··· DATA FOR THE TASK
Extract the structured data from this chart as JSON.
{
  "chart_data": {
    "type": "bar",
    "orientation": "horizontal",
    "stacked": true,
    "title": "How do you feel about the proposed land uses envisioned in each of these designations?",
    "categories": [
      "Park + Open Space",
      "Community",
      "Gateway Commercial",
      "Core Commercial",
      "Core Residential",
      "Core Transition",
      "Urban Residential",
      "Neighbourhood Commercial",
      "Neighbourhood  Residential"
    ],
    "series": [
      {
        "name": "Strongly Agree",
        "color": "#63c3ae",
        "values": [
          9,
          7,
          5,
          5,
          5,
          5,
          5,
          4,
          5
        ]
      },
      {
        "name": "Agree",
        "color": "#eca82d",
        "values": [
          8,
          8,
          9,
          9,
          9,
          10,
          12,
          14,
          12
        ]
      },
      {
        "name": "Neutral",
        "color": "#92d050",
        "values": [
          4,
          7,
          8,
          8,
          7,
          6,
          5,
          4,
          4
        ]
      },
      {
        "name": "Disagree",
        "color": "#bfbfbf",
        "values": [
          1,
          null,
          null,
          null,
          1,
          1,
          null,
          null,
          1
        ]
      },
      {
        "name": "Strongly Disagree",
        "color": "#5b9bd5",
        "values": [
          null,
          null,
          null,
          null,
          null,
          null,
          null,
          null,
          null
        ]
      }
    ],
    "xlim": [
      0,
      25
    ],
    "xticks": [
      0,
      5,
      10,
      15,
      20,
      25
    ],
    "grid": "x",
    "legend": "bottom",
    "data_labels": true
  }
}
······
TO DO: Write out the records above again, keeping each one identical to the original.

OUTPUT FOR THIS EXERCISE:
Extract the structured data from this chart as JSON.
{
  "chart_data": {
    "type": "bar",
    "orientation": "horizontal",
    "stacked": true,
    "title": "How do you feel about the proposed land uses envisioned in each of these designations?",
    "categories": [
      "Park + Open Space",
      "Community",
      "Gateway Commercial",
      "Core Commercial",
      "Core Residential",
      "Core Transition",
      "Urban Residential",
      "Neighbourhood Commercial",
      "Neighbourhood  Residential"
    ],
    "series": [
      {
        "name": "Strongly Agree",
        "color": "#63c3ae",
        "values": [
          9,
          7,
          5,
          5,
          5,
          5,
          5,
          4,
          5
        ]
      },
      {
        "name": "Agree",
        "color": "#eca82d",
        "values": [
          8,
          8,
          9,
          9,
          9,
          10,
          12,
          14,
          12
        ]
      },
      {
        "name": "Neutral",
        "color": "#92d050",
        "values": [
          4,
          7,
          8,
          8,
          7,
          6,
          5,
          4,
          4
        ]
      },
      {
        "name": "Disagree",
        "color": "#bfbfbf",
        "values": [
          1,
          null,
          null,
          null,
          1,
          1,
          null,
          null,
          1
        ]
      },
      {
        "name": "Strongly Disagree",
        "color": "#5b9bd5",
        "values": [
          null,
          null,
          null,
          null,
          null,
          null,
          null,
          null,
          null
        ]
      }
    ],
    "xlim": [
      0,
      25
    ],
    "xticks": [
      0,
      5,
      10,
      15,
      20,
      25
    ],
    "grid": "x",
    "legend": "bottom",
    "data_labels": true
  }
}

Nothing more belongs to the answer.